___ RECORDED DATA
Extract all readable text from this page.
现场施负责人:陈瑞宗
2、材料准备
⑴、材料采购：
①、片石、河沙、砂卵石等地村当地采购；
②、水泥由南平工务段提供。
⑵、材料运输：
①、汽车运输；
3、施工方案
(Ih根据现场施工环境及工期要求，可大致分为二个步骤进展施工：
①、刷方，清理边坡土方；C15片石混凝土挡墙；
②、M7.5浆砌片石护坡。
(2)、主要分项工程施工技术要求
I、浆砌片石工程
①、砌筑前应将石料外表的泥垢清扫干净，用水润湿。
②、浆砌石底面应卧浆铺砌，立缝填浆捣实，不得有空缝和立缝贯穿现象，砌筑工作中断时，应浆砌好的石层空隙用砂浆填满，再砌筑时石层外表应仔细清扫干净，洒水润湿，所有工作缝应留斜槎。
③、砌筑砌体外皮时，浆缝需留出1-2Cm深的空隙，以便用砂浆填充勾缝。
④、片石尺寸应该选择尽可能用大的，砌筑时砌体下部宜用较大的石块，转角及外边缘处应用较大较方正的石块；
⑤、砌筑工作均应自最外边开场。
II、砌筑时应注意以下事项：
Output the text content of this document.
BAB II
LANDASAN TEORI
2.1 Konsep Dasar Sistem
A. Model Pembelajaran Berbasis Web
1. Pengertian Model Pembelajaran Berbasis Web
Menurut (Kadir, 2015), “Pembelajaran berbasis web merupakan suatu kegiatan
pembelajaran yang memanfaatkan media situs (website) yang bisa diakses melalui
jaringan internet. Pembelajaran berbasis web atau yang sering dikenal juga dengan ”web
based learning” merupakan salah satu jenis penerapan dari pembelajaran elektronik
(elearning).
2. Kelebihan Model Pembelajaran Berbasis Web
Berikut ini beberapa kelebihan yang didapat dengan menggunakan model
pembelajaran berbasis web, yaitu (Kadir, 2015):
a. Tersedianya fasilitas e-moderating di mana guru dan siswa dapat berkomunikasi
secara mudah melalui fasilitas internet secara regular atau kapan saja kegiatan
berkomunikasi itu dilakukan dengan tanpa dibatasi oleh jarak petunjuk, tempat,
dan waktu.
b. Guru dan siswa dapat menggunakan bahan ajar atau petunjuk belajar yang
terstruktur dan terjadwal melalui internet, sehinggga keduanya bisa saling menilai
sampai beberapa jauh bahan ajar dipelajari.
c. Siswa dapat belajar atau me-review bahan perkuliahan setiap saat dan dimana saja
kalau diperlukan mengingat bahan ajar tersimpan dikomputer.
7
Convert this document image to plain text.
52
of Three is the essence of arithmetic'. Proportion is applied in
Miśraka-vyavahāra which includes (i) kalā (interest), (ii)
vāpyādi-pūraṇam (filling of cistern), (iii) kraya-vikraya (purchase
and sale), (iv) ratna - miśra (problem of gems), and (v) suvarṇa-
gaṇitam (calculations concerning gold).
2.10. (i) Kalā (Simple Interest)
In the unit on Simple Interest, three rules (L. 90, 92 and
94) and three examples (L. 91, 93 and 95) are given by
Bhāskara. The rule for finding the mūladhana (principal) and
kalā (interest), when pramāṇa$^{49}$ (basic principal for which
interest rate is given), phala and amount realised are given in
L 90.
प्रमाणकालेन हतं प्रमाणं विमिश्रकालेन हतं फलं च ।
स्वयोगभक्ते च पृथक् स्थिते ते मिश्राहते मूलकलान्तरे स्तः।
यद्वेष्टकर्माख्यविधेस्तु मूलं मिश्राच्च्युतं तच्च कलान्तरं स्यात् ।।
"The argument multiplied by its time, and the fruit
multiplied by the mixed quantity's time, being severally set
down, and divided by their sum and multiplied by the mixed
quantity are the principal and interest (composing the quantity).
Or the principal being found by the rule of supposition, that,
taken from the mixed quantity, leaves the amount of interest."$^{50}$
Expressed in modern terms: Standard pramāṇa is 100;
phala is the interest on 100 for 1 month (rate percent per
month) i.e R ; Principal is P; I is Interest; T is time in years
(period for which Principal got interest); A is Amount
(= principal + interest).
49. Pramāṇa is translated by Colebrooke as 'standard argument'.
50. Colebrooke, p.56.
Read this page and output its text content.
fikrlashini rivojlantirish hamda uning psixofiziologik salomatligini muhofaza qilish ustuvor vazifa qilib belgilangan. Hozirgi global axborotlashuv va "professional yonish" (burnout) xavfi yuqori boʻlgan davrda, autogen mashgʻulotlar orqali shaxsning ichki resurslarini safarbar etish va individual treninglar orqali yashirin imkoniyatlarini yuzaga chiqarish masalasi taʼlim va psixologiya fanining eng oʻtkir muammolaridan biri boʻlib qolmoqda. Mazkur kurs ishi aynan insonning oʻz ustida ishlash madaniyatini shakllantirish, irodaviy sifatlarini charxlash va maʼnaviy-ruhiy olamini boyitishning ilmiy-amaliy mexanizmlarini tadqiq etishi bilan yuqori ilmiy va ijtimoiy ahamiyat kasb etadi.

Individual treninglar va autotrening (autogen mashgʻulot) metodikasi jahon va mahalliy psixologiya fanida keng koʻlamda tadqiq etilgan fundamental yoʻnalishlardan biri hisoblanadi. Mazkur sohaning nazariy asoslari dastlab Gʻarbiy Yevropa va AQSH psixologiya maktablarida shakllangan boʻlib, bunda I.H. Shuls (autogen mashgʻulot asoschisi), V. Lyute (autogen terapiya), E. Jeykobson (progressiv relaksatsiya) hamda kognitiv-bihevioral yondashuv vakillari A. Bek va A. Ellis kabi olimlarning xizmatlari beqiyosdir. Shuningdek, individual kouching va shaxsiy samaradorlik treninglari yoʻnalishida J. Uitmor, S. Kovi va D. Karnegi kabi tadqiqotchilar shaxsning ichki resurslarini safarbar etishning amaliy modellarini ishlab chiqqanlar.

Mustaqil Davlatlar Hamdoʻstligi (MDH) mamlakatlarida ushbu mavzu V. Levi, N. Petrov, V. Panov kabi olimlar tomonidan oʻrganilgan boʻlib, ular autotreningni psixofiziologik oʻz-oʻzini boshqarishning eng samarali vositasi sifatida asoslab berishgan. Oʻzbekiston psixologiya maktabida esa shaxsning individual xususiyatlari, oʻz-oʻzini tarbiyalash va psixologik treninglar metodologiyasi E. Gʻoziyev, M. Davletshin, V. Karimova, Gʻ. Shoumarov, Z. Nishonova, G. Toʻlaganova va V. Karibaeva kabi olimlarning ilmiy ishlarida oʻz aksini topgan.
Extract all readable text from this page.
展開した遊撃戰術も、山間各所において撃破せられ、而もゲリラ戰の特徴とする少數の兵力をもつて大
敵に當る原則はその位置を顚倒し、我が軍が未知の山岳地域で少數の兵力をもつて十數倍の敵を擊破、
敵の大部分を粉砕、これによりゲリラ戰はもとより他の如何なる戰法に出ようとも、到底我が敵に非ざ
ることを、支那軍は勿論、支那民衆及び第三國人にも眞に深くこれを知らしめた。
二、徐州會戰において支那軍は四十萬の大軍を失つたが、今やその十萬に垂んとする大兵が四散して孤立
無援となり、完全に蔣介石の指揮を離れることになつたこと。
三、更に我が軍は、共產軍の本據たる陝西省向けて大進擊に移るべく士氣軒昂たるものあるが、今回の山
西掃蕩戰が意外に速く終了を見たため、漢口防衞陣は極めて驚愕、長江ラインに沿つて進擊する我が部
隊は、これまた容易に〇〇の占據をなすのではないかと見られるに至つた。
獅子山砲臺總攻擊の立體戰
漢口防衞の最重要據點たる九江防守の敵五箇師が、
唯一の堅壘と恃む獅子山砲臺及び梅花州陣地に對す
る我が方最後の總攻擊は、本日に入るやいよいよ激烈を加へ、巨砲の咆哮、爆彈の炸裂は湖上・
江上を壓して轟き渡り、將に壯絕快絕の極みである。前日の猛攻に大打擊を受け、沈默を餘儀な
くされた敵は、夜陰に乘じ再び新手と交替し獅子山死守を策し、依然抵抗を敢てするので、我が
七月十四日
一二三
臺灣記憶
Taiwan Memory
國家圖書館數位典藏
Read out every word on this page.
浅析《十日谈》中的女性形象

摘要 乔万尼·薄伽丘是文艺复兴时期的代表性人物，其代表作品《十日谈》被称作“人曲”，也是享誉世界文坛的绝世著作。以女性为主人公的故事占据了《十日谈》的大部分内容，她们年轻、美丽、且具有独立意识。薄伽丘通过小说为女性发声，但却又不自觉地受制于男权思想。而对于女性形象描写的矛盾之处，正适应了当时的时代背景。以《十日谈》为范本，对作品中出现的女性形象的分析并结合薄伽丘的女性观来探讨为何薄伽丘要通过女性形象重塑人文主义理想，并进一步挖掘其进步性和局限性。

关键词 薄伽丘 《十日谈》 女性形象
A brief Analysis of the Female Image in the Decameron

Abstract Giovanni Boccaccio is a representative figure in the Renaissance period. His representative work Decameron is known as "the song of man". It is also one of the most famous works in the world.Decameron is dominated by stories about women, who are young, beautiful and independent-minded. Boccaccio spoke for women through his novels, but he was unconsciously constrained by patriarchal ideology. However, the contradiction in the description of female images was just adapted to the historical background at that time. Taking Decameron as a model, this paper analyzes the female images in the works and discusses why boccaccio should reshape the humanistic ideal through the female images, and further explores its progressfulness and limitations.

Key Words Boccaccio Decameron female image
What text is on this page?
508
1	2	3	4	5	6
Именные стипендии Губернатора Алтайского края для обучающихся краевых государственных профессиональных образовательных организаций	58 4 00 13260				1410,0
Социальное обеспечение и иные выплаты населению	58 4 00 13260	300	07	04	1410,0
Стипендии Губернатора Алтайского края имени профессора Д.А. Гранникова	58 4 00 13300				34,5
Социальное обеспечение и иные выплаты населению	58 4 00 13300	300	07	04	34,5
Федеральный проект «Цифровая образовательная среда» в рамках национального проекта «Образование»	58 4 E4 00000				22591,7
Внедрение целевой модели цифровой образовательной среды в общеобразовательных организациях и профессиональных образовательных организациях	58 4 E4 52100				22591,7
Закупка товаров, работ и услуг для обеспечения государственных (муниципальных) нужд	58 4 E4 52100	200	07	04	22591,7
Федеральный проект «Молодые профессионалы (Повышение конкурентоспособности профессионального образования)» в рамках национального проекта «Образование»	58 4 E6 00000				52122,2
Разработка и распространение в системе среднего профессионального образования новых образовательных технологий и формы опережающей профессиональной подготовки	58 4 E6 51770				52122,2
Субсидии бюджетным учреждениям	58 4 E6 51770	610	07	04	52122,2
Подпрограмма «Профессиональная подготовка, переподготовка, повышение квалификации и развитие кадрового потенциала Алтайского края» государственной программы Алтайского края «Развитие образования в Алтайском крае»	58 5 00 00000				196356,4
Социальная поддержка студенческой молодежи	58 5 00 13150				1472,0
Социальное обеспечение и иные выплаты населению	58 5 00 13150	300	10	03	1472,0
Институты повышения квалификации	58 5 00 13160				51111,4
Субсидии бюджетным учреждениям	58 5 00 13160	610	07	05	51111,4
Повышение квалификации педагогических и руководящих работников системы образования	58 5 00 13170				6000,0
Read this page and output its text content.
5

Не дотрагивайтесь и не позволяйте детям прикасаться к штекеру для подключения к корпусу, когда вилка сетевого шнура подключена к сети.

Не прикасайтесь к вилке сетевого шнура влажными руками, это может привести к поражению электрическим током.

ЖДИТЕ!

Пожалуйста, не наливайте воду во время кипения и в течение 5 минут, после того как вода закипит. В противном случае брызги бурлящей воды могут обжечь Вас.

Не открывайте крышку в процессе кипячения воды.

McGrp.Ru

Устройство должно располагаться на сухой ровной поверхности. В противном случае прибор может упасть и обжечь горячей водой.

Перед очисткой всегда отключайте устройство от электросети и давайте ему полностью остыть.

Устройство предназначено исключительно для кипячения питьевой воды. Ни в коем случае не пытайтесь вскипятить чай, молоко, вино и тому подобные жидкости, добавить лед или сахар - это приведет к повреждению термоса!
______
EXERCISE PROMPT →
Give only the count of lines in this material that contain the string "обжечь".

SOLUTION BELOW →
2